● Requirements: Find the lines containing the word "true" and copy every one of them.

● Entries provided:
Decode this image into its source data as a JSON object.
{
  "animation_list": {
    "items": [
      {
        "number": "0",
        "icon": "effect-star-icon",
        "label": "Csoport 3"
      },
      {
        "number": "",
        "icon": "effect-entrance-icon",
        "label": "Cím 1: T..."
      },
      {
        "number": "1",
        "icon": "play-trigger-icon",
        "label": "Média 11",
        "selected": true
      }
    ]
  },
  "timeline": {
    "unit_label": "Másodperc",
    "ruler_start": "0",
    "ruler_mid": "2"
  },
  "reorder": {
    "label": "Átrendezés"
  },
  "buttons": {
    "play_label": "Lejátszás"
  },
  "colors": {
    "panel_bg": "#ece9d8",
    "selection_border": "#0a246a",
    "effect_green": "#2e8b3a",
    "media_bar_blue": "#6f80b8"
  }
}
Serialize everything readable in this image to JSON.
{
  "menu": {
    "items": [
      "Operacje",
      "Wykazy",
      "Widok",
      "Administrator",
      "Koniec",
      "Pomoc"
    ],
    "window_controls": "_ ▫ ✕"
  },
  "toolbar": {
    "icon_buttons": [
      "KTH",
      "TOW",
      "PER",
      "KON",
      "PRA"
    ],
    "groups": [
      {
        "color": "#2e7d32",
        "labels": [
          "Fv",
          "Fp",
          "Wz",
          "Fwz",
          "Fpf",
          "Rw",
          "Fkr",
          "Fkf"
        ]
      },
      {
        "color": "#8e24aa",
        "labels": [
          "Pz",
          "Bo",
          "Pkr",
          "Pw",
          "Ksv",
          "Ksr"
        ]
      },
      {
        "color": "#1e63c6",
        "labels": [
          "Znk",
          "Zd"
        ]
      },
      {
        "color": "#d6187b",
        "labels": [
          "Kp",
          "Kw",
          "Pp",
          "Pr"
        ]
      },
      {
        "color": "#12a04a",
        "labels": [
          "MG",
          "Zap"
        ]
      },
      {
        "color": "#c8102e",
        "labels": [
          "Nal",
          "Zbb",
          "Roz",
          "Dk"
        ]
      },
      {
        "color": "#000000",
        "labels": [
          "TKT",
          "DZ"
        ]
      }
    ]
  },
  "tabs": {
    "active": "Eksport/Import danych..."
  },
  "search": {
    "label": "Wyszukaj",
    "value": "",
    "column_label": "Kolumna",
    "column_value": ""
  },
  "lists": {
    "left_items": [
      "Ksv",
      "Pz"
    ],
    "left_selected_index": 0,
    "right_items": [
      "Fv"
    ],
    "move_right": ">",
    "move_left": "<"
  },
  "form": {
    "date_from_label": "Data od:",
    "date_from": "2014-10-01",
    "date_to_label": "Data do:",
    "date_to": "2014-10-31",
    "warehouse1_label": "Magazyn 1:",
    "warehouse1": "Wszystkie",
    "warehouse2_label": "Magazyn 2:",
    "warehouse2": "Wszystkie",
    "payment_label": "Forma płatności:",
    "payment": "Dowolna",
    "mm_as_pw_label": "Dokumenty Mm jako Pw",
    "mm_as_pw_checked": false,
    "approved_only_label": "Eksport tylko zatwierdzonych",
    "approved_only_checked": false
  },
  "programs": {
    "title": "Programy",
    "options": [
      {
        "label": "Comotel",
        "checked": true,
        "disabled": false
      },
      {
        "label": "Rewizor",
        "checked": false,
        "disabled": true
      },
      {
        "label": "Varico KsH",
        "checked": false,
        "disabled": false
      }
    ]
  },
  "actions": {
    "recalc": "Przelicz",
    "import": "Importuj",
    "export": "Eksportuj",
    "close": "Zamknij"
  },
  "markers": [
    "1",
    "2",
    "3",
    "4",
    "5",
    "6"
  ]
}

● Answer for the task:
        "selected": true
        "checked": true,
        "disabled": true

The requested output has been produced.